*** Extracted data

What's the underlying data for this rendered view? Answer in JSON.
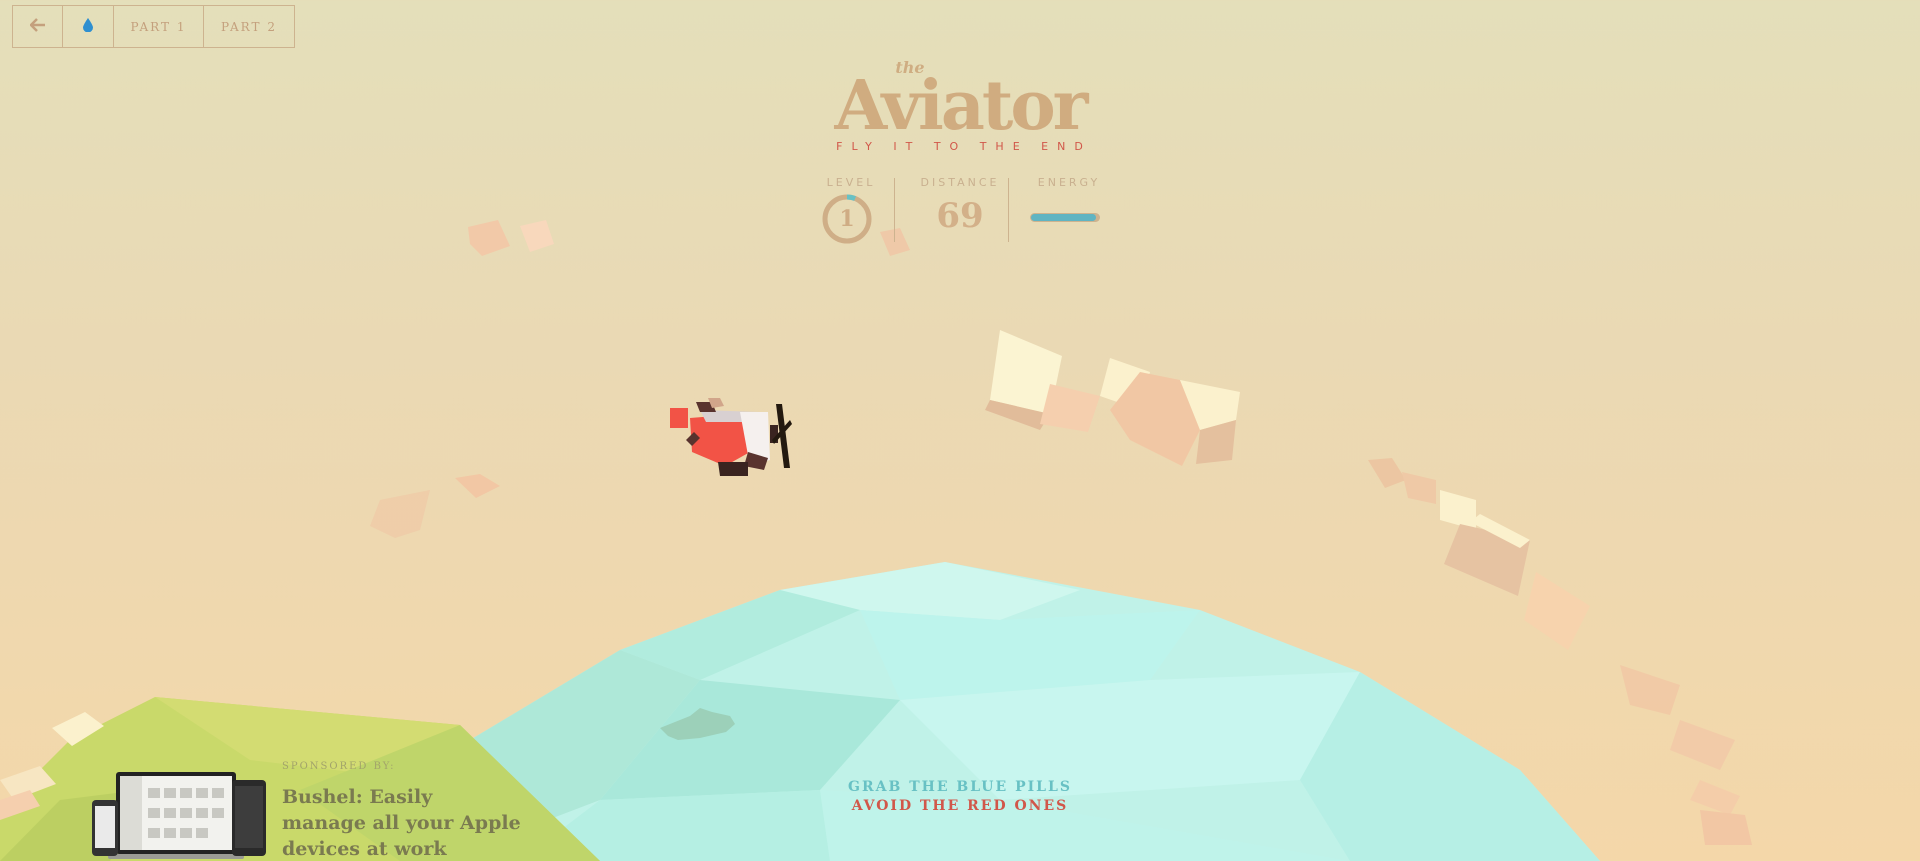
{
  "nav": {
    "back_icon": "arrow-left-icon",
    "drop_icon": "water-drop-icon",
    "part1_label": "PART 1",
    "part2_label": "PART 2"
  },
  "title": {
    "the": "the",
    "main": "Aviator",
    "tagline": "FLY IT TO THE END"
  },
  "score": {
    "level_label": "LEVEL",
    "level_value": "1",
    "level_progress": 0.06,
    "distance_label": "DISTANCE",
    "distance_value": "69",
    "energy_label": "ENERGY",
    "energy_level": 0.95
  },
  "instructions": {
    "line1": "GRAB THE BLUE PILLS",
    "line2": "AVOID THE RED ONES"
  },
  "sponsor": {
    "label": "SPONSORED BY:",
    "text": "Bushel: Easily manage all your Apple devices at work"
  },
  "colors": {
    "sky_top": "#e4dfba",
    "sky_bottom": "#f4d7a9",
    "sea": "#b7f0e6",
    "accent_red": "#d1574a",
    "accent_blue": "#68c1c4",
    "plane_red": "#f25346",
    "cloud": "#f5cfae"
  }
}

******

• Goal: Leave out the pictures and restate everything else word for word.

• Answer below:
What's the underlying data for this rendered view? Answer in JSON.
{
  "nav": {
    "back_icon": "arrow-left-icon",
    "drop_icon": "water-drop-icon",
    "part1_label": "PART 1",
    "part2_label": "PART 2"
  },
  "title": {
    "the": "the",
    "main": "Aviator",
    "tagline": "FLY IT TO THE END"
  },
  "score": {
    "level_label": "LEVEL",
    "level_value": "1",
    "level_progress": 0.06,
    "distance_label": "DISTANCE",
    "distance_value": "69",
    "energy_label": "ENERGY",
    "energy_level": 0.95
  },
  "instructions": {
    "line1": "GRAB THE BLUE PILLS",
    "line2": "AVOID THE RED ONES"
  },
  "sponsor": {
    "label": "SPONSORED BY:",
    "text": "Bushel: Easily manage all your Apple devices at work"
  },
  "colors": {
    "sky_top": "#e4dfba",
    "sky_bottom": "#f4d7a9",
    "sea": "#b7f0e6",
    "accent_red": "#d1574a",
    "accent_blue": "#68c1c4",
    "plane_red": "#f25346",
    "cloud": "#f5cfae"
  }
}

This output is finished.